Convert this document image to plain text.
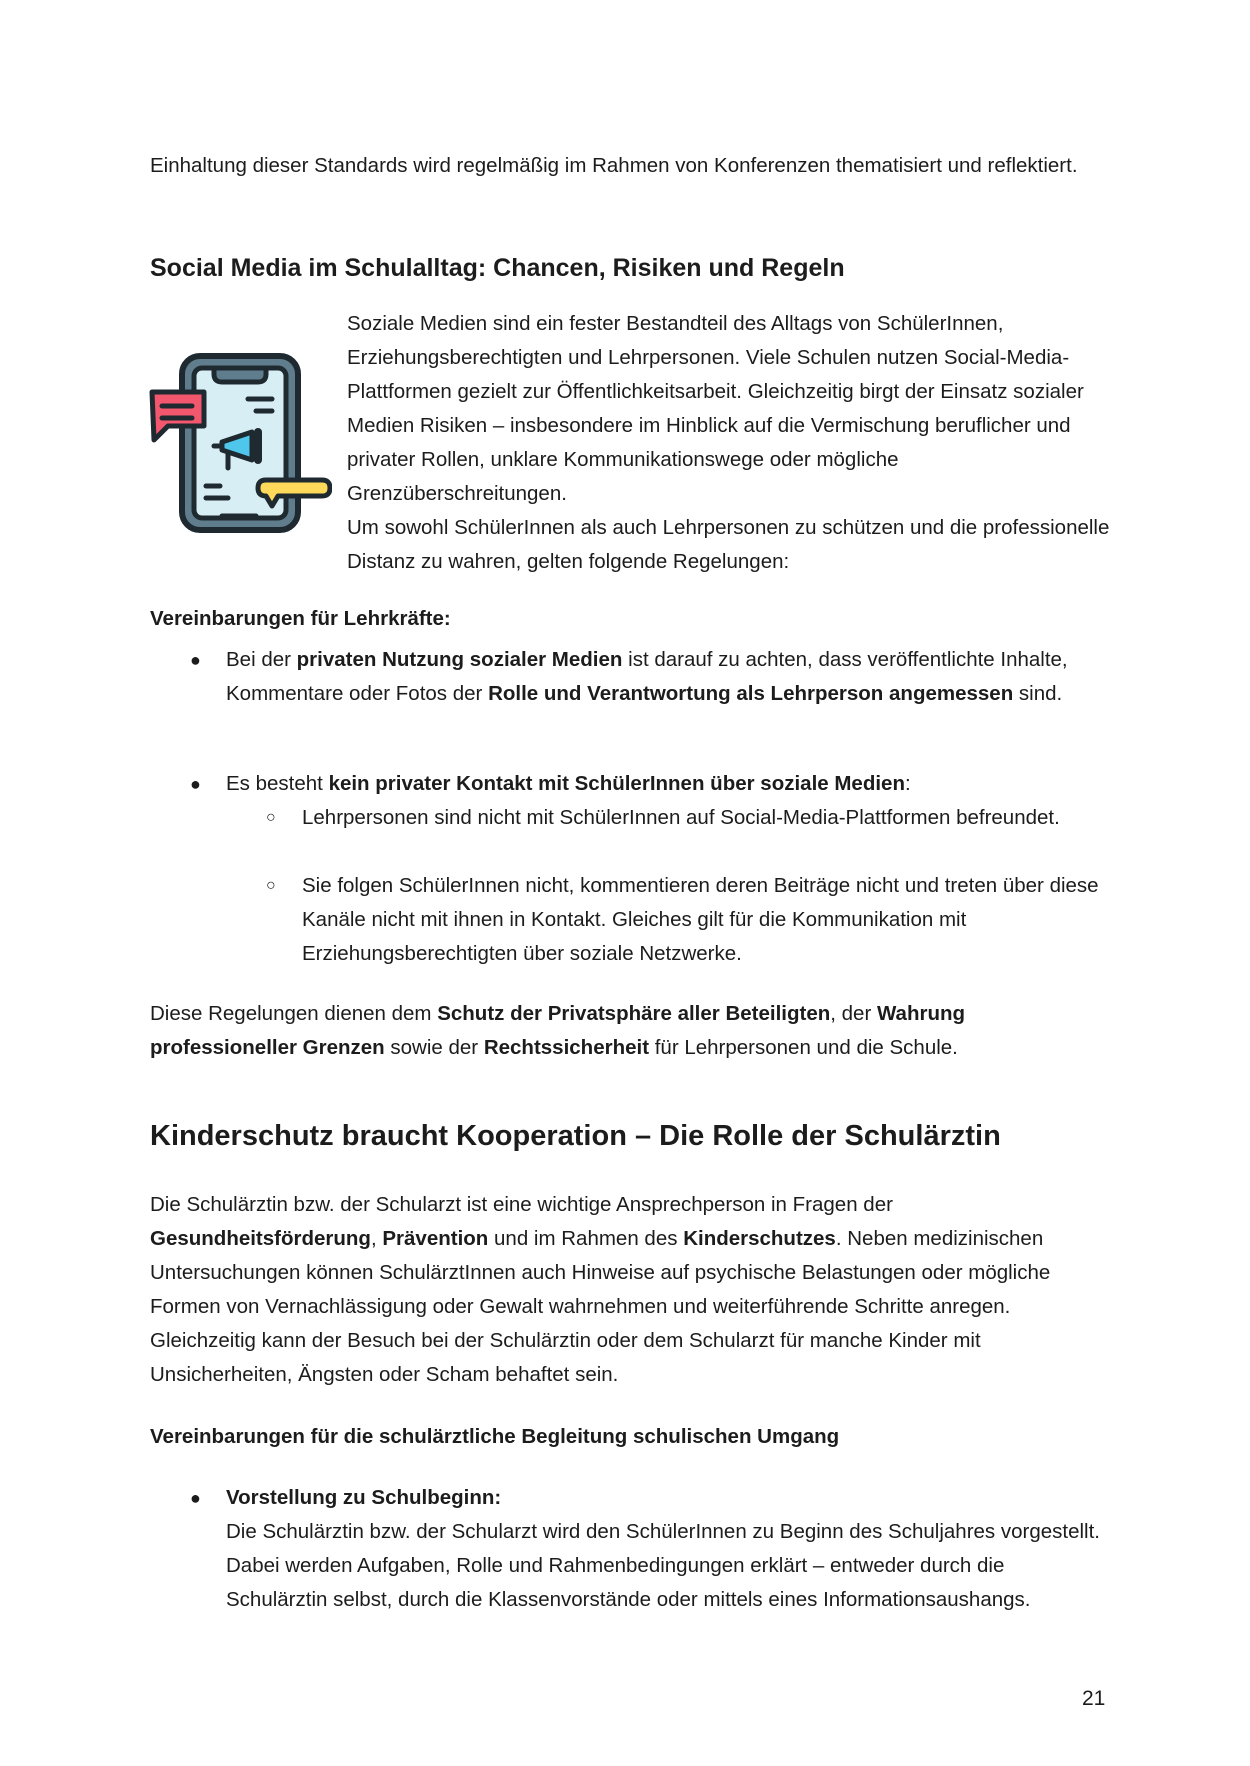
Einhaltung dieser Standards wird regelmäßig im Rahmen von Konferenzen thematisiert und reflektiert.
Social Media im Schulalltag: Chancen, Risiken und Regeln
Soziale Medien sind ein fester Bestandteil des Alltags von SchülerInnen, Erziehungsberechtigten und Lehrpersonen. Viele Schulen nutzen Social-Media-Plattformen gezielt zur Öffentlichkeitsarbeit. Gleichzeitig birgt der Einsatz sozialer Medien Risiken – insbesondere im Hinblick auf die Vermischung beruflicher und privater Rollen, unklare Kommunikationswege oder mögliche Grenzüberschreitungen.
Um sowohl SchülerInnen als auch Lehrpersonen zu schützen und die professionelle Distanz zu wahren, gelten folgende Regelungen:
Vereinbarungen für Lehrkräfte:
● Bei der privaten Nutzung sozialer Medien ist darauf zu achten, dass veröffentlichte Inhalte, Kommentare oder Fotos der Rolle und Verantwortung als Lehrperson angemessen sind.
● Es besteht kein privater Kontakt mit SchülerInnen über soziale Medien:
○ Lehrpersonen sind nicht mit SchülerInnen auf Social-Media-Plattformen befreundet.
○ Sie folgen SchülerInnen nicht, kommentieren deren Beiträge nicht und treten über diese Kanäle nicht mit ihnen in Kontakt. Gleiches gilt für die Kommunikation mit Erziehungsberechtigten über soziale Netzwerke.
Diese Regelungen dienen dem Schutz der Privatsphäre aller Beteiligten, der Wahrung professioneller Grenzen sowie der Rechtssicherheit für Lehrpersonen und die Schule.
Kinderschutz braucht Kooperation – Die Rolle der Schulärztin
Die Schulärztin bzw. der Schularzt ist eine wichtige Ansprechperson in Fragen der Gesundheitsförderung, Prävention und im Rahmen des Kinderschutzes. Neben medizinischen Untersuchungen können SchulärztInnen auch Hinweise auf psychische Belastungen oder mögliche Formen von Vernachlässigung oder Gewalt wahrnehmen und weiterführende Schritte anregen. Gleichzeitig kann der Besuch bei der Schulärztin oder dem Schularzt für manche Kinder mit Unsicherheiten, Ängsten oder Scham behaftet sein.
Vereinbarungen für die schulärztliche Begleitung schulischen Umgang
● Vorstellung zu Schulbeginn:
Die Schulärztin bzw. der Schularzt wird den SchülerInnen zu Beginn des Schuljahres vorgestellt. Dabei werden Aufgaben, Rolle und Rahmenbedingungen erklärt – entweder durch die Schulärztin selbst, durch die Klassenvorstände oder mittels eines Informationsaushangs.
21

**Stated exercise:**
Reproduce each entry precisely. Leave the pictures out.

**Task result:**
Convert this document image to plain text.
Einhaltung dieser Standards wird regelmäßig im Rahmen von Konferenzen thematisiert und reflektiert.
Social Media im Schulalltag: Chancen, Risiken und Regeln
Soziale Medien sind ein fester Bestandteil des Alltags von SchülerInnen, Erziehungsberechtigten und Lehrpersonen. Viele Schulen nutzen Social-Media-Plattformen gezielt zur Öffentlichkeitsarbeit. Gleichzeitig birgt der Einsatz sozialer Medien Risiken – insbesondere im Hinblick auf die Vermischung beruflicher und privater Rollen, unklare Kommunikationswege oder mögliche Grenzüberschreitungen.
Um sowohl SchülerInnen als auch Lehrpersonen zu schützen und die professionelle Distanz zu wahren, gelten folgende Regelungen:
Vereinbarungen für Lehrkräfte:
● Bei der privaten Nutzung sozialer Medien ist darauf zu achten, dass veröffentlichte Inhalte, Kommentare oder Fotos der Rolle und Verantwortung als Lehrperson angemessen sind.
● Es besteht kein privater Kontakt mit SchülerInnen über soziale Medien:
○ Lehrpersonen sind nicht mit SchülerInnen auf Social-Media-Plattformen befreundet.
○ Sie folgen SchülerInnen nicht, kommentieren deren Beiträge nicht und treten über diese Kanäle nicht mit ihnen in Kontakt. Gleiches gilt für die Kommunikation mit Erziehungsberechtigten über soziale Netzwerke.
Diese Regelungen dienen dem Schutz der Privatsphäre aller Beteiligten, der Wahrung professioneller Grenzen sowie der Rechtssicherheit für Lehrpersonen und die Schule.
Kinderschutz braucht Kooperation – Die Rolle der Schulärztin
Die Schulärztin bzw. der Schularzt ist eine wichtige Ansprechperson in Fragen der Gesundheitsförderung, Prävention und im Rahmen des Kinderschutzes. Neben medizinischen Untersuchungen können SchulärztInnen auch Hinweise auf psychische Belastungen oder mögliche Formen von Vernachlässigung oder Gewalt wahrnehmen und weiterführende Schritte anregen. Gleichzeitig kann der Besuch bei der Schulärztin oder dem Schularzt für manche Kinder mit Unsicherheiten, Ängsten oder Scham behaftet sein.
Vereinbarungen für die schulärztliche Begleitung schulischen Umgang
● Vorstellung zu Schulbeginn:
Die Schulärztin bzw. der Schularzt wird den SchülerInnen zu Beginn des Schuljahres vorgestellt. Dabei werden Aufgaben, Rolle und Rahmenbedingungen erklärt – entweder durch die Schulärztin selbst, durch die Klassenvorstände oder mittels eines Informationsaushangs.
21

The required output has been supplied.